** begin INFORMATION GIVEN **
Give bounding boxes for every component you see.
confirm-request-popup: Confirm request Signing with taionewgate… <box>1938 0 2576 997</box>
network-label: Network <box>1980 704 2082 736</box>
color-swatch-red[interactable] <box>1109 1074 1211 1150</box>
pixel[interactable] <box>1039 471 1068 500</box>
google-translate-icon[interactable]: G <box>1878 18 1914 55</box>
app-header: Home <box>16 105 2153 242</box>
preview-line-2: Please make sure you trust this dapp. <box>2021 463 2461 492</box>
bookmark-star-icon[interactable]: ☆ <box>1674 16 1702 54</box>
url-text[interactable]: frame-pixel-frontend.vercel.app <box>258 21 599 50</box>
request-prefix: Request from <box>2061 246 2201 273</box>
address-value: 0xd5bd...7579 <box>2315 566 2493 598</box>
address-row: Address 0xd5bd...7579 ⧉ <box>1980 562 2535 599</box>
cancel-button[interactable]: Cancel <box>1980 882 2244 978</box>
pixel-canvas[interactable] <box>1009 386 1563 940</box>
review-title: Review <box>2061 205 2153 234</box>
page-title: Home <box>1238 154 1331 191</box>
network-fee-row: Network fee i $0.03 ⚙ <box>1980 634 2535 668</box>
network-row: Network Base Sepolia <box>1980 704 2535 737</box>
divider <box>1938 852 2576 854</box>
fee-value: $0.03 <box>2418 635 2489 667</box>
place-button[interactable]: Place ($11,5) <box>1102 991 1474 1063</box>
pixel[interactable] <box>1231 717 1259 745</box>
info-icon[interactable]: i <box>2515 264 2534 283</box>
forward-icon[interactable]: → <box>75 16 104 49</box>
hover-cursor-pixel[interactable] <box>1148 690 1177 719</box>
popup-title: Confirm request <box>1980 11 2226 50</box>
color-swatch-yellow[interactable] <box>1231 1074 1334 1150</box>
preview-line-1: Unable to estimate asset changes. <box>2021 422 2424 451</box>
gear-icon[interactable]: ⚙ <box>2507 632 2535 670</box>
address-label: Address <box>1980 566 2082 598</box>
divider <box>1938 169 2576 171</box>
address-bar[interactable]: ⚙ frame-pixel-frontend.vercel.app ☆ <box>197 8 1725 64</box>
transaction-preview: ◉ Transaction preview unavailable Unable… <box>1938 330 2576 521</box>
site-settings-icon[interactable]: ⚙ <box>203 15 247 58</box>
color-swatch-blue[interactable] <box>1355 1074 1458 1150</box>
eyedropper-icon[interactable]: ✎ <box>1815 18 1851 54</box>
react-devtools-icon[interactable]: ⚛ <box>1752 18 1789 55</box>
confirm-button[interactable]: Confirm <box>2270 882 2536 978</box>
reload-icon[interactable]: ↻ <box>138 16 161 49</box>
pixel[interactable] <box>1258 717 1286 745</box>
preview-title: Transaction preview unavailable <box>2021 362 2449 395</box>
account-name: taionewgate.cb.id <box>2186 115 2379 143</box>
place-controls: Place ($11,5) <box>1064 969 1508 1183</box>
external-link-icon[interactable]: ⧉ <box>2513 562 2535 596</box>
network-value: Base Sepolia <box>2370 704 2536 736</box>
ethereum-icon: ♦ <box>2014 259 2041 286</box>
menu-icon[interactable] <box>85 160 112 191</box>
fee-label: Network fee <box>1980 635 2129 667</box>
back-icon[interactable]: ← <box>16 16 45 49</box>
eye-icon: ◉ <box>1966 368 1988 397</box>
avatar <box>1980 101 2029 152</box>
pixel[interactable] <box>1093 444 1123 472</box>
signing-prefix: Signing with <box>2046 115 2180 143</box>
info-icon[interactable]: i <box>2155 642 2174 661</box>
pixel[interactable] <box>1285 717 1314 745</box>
** end INFORMATION GIVEN **
Please pull out every line in the listing above that contains the string "color". Case counts.

color-swatch-red[interactable] <box>1109 1074 1211 1150</box>
color-swatch-yellow[interactable] <box>1231 1074 1334 1150</box>
color-swatch-blue[interactable] <box>1355 1074 1458 1150</box>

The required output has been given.